_MATERIAL TO PROCESS_
====

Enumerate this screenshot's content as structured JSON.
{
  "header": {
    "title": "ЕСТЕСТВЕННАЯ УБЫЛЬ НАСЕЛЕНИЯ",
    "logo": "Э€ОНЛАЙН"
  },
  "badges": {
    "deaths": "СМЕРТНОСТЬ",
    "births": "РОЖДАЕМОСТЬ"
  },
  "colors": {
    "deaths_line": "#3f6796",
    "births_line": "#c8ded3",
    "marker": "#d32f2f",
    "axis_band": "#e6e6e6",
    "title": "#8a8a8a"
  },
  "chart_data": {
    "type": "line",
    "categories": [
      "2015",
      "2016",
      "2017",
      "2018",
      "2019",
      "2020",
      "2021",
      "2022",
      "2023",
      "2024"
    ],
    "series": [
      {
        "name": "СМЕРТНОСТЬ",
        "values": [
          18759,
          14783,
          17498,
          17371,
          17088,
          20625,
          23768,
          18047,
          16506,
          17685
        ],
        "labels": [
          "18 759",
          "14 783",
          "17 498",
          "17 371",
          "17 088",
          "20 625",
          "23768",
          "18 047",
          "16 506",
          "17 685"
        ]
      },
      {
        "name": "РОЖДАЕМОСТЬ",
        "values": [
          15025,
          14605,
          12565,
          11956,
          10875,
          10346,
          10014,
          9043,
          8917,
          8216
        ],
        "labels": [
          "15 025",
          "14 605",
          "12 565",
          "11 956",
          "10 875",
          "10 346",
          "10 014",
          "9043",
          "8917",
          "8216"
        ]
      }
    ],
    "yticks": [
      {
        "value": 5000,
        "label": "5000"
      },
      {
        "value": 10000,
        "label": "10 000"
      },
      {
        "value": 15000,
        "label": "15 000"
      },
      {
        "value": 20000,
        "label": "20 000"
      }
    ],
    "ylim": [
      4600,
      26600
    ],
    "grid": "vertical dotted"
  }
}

====

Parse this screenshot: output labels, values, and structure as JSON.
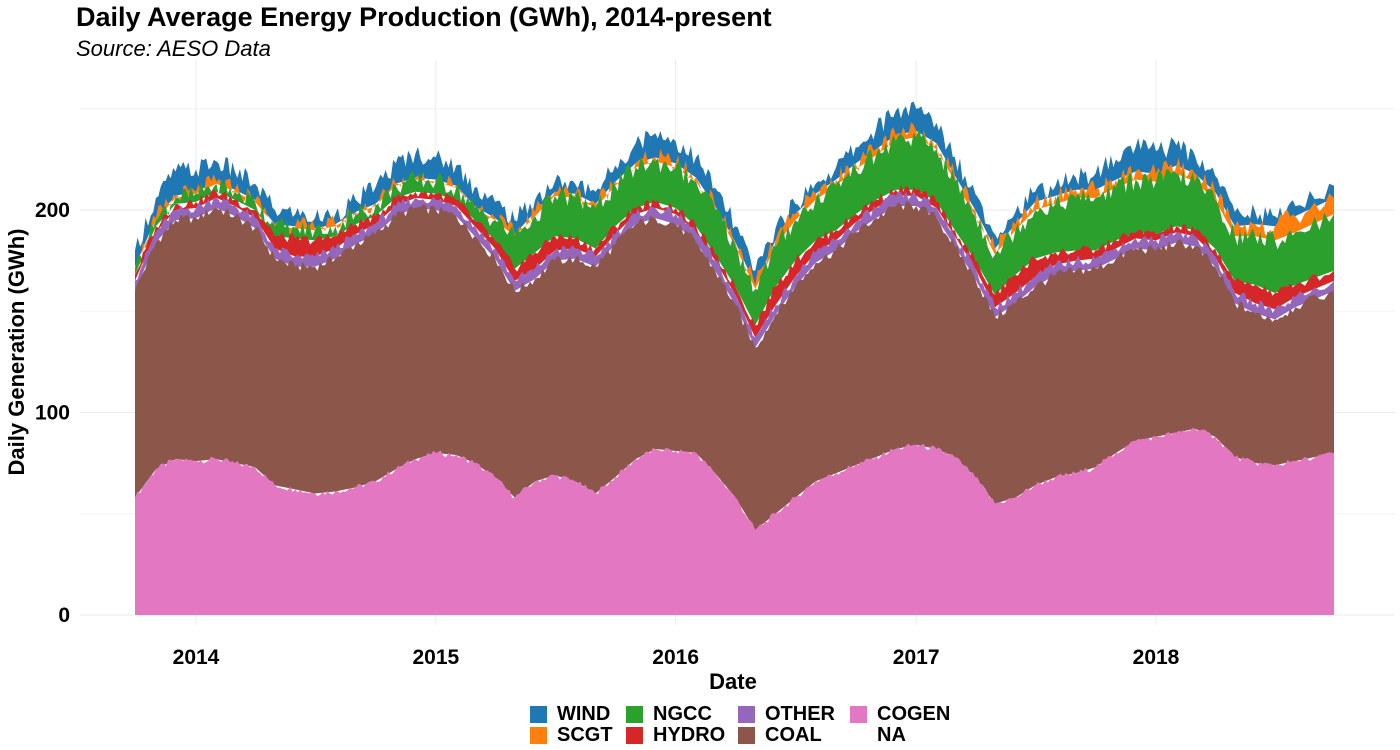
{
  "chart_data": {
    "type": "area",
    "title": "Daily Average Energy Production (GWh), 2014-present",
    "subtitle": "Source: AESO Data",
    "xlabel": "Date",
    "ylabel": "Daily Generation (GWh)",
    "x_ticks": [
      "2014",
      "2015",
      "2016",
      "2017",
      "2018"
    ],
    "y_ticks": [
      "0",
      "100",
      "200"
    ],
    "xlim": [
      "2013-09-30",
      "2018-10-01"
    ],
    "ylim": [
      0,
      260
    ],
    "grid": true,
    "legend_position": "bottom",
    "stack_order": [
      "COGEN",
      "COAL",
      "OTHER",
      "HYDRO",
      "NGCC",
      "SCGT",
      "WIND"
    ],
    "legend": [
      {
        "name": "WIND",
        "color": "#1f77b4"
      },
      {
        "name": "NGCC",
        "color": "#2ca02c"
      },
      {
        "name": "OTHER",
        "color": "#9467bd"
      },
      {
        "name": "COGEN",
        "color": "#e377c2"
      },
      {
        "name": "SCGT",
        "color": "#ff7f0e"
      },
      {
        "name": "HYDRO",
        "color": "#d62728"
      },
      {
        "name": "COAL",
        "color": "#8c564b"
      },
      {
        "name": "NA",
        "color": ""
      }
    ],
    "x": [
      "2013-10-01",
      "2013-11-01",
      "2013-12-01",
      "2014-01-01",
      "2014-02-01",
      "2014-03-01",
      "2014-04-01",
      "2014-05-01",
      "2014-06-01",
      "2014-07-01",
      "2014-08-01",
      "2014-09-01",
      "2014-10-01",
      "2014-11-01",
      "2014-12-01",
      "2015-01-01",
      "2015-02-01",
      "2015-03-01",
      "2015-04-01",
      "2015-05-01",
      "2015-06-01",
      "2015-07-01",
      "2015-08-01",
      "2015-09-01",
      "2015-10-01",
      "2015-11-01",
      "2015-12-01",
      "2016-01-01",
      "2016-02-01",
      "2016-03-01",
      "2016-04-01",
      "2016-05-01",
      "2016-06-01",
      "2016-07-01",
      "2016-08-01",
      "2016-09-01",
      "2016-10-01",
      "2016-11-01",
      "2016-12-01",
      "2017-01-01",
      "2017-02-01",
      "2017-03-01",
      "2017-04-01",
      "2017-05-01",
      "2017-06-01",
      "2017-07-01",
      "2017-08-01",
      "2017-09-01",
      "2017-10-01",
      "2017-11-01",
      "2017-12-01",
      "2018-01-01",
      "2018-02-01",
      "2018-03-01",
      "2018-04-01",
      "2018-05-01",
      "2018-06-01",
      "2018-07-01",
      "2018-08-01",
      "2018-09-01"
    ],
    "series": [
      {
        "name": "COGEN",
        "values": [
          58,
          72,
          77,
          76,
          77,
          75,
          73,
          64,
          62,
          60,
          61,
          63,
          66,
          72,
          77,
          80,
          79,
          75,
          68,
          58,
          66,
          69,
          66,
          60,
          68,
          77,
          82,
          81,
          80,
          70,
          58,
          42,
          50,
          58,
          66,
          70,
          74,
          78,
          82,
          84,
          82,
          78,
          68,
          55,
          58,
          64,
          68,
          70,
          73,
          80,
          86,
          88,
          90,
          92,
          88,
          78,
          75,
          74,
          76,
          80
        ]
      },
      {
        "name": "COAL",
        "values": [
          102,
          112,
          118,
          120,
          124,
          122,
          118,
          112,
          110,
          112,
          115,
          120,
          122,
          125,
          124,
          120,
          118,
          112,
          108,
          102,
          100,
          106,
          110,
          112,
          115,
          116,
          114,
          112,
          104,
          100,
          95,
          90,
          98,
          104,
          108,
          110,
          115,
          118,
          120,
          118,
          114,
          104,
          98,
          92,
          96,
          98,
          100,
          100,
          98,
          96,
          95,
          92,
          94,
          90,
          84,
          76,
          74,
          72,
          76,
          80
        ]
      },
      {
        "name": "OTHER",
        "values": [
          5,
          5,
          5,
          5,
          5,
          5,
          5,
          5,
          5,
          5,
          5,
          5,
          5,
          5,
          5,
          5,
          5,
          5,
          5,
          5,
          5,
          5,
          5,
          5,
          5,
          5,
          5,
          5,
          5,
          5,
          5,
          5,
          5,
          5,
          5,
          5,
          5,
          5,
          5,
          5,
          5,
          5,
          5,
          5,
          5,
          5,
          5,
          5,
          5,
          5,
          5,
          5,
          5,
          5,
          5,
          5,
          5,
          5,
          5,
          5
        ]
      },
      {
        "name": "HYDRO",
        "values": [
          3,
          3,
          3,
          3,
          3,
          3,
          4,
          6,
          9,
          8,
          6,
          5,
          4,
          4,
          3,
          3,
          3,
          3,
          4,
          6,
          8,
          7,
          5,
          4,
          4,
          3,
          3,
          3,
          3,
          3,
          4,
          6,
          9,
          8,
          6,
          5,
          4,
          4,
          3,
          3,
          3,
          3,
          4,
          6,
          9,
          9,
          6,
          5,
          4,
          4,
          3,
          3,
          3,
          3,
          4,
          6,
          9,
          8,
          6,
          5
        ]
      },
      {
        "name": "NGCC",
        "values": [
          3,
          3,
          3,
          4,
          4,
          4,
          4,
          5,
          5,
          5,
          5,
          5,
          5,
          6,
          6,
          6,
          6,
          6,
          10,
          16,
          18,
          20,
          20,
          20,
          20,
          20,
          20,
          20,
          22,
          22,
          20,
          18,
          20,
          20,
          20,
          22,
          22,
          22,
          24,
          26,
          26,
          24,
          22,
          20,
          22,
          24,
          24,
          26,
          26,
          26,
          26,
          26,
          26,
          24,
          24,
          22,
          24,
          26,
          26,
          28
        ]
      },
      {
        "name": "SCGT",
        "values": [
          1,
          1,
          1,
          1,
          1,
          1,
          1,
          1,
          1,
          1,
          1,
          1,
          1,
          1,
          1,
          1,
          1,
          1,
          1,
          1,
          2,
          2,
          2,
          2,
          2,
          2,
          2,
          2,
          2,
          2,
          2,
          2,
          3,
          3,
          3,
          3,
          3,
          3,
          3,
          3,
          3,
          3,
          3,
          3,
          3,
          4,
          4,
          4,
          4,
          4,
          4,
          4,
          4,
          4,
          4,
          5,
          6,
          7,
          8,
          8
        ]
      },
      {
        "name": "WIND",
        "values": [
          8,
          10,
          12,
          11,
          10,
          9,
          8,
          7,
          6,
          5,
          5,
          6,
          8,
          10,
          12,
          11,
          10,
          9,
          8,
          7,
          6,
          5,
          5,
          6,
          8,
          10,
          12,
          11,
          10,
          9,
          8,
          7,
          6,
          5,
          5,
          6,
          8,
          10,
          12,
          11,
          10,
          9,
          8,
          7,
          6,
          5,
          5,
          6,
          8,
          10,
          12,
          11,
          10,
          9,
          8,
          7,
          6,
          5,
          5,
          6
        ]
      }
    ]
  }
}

====

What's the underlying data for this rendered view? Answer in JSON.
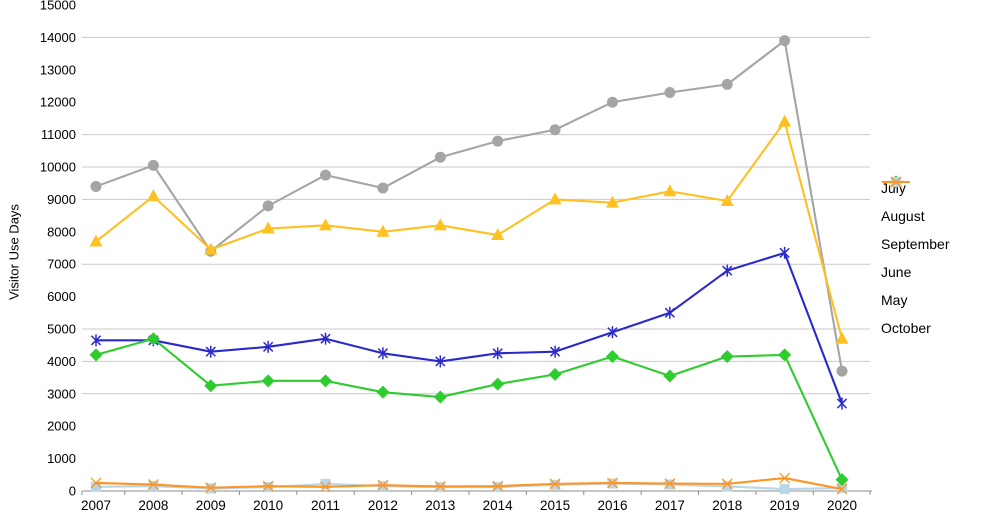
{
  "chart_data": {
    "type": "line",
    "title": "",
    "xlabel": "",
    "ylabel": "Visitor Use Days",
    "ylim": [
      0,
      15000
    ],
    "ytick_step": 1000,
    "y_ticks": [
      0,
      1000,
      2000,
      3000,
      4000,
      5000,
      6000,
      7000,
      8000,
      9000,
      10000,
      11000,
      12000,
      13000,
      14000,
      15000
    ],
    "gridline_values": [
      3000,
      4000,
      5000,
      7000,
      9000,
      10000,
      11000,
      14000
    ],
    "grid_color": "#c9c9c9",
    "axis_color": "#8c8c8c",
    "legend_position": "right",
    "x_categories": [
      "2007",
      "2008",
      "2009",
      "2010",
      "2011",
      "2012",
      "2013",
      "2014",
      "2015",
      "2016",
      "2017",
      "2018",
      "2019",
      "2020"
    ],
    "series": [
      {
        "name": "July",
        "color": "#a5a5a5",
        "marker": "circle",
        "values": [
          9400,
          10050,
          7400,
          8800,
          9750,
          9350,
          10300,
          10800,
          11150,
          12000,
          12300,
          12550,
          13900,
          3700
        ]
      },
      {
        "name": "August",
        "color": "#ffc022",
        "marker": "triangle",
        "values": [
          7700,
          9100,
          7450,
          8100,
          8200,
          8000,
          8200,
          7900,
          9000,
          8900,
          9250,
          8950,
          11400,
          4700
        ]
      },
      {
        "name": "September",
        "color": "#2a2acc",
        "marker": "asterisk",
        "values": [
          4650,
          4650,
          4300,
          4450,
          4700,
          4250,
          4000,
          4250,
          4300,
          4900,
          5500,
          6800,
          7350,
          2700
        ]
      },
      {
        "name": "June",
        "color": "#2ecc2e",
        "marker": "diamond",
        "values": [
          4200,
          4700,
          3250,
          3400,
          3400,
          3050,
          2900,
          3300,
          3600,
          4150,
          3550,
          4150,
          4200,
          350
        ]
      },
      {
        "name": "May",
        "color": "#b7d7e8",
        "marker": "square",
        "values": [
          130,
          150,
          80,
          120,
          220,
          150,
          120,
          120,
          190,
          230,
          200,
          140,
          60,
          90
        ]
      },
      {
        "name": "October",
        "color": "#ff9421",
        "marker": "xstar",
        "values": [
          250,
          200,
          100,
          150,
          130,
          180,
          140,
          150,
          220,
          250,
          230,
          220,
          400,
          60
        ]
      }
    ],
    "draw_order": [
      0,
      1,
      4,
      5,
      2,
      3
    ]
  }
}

====

_THE EXERCISE_
Lines that include the word "marker" are to be extracted from the data above.

_SOLVED PROBLEM_
    "marker": "#d32f2f",
        "marker": "circle",
        "marker": "triangle",
        "marker": "asterisk",
        "marker": "diamond",
        "marker": "square",
        "marker": "xstar",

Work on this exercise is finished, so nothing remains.